_Exercise task_. Write each line out exactly, leaving none out.

(Data records)

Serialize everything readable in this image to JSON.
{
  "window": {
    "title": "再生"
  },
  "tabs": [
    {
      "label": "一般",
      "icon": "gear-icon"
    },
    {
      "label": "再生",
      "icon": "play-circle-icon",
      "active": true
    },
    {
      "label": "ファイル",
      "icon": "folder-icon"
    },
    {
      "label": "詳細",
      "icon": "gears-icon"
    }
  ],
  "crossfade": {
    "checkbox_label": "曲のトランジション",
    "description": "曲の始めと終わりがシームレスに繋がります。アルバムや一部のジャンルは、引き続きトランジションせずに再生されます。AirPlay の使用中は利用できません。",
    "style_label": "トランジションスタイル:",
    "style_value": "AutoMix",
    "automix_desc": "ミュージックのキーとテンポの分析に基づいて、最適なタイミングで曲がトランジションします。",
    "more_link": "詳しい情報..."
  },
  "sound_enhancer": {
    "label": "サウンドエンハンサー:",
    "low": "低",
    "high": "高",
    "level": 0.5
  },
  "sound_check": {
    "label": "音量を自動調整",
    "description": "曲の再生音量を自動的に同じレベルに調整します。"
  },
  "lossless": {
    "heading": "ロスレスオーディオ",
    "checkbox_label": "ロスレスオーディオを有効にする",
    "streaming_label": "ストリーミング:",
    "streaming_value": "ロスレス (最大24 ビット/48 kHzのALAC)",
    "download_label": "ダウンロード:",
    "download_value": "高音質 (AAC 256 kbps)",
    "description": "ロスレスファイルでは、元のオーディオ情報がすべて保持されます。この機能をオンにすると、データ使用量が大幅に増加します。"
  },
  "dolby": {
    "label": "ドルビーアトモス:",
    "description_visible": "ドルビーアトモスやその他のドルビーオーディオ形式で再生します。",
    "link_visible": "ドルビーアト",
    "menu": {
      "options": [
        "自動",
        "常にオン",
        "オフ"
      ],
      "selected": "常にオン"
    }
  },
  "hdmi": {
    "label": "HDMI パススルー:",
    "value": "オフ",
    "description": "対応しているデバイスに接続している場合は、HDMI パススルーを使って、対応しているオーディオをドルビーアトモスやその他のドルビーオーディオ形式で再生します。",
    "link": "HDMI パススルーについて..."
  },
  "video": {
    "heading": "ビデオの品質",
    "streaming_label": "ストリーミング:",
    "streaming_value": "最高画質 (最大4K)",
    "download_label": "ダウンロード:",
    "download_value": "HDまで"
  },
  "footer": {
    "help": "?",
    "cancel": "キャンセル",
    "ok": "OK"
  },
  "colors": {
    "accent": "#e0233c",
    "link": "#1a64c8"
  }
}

_In response_.
Serialize everything readable in this image to JSON.
{
  "window": {
    "title": "再生"
  },
  "tabs": [
    {
      "label": "一般",
      "icon": "gear-icon"
    },
    {
      "label": "再生",
      "icon": "play-circle-icon",
      "active": true
    },
    {
      "label": "ファイル",
      "icon": "folder-icon"
    },
    {
      "label": "詳細",
      "icon": "gears-icon"
    }
  ],
  "crossfade": {
    "checkbox_label": "曲のトランジション",
    "description": "曲の始めと終わりがシームレスに繋がります。アルバムや一部のジャンルは、引き続きトランジションせずに再生されます。AirPlay の使用中は利用できません。",
    "style_label": "トランジションスタイル:",
    "style_value": "AutoMix",
    "automix_desc": "ミュージックのキーとテンポの分析に基づいて、最適なタイミングで曲がトランジションします。",
    "more_link": "詳しい情報..."
  },
  "sound_enhancer": {
    "label": "サウンドエンハンサー:",
    "low": "低",
    "high": "高",
    "level": 0.5
  },
  "sound_check": {
    "label": "音量を自動調整",
    "description": "曲の再生音量を自動的に同じレベルに調整します。"
  },
  "lossless": {
    "heading": "ロスレスオーディオ",
    "checkbox_label": "ロスレスオーディオを有効にする",
    "streaming_label": "ストリーミング:",
    "streaming_value": "ロスレス (最大24 ビット/48 kHzのALAC)",
    "download_label": "ダウンロード:",
    "download_value": "高音質 (AAC 256 kbps)",
    "description": "ロスレスファイルでは、元のオーディオ情報がすべて保持されます。この機能をオンにすると、データ使用量が大幅に増加します。"
  },
  "dolby": {
    "label": "ドルビーアトモス:",
    "description_visible": "ドルビーアトモスやその他のドルビーオーディオ形式で再生します。",
    "link_visible": "ドルビーアト",
    "menu": {
      "options": [
        "自動",
        "常にオン",
        "オフ"
      ],
      "selected": "常にオン"
    }
  },
  "hdmi": {
    "label": "HDMI パススルー:",
    "value": "オフ",
    "description": "対応しているデバイスに接続している場合は、HDMI パススルーを使って、対応しているオーディオをドルビーアトモスやその他のドルビーオーディオ形式で再生します。",
    "link": "HDMI パススルーについて..."
  },
  "video": {
    "heading": "ビデオの品質",
    "streaming_label": "ストリーミング:",
    "streaming_value": "最高画質 (最大4K)",
    "download_label": "ダウンロード:",
    "download_value": "HDまで"
  },
  "footer": {
    "help": "?",
    "cancel": "キャンセル",
    "ok": "OK"
  },
  "colors": {
    "accent": "#e0233c",
    "link": "#1a64c8"
  }
}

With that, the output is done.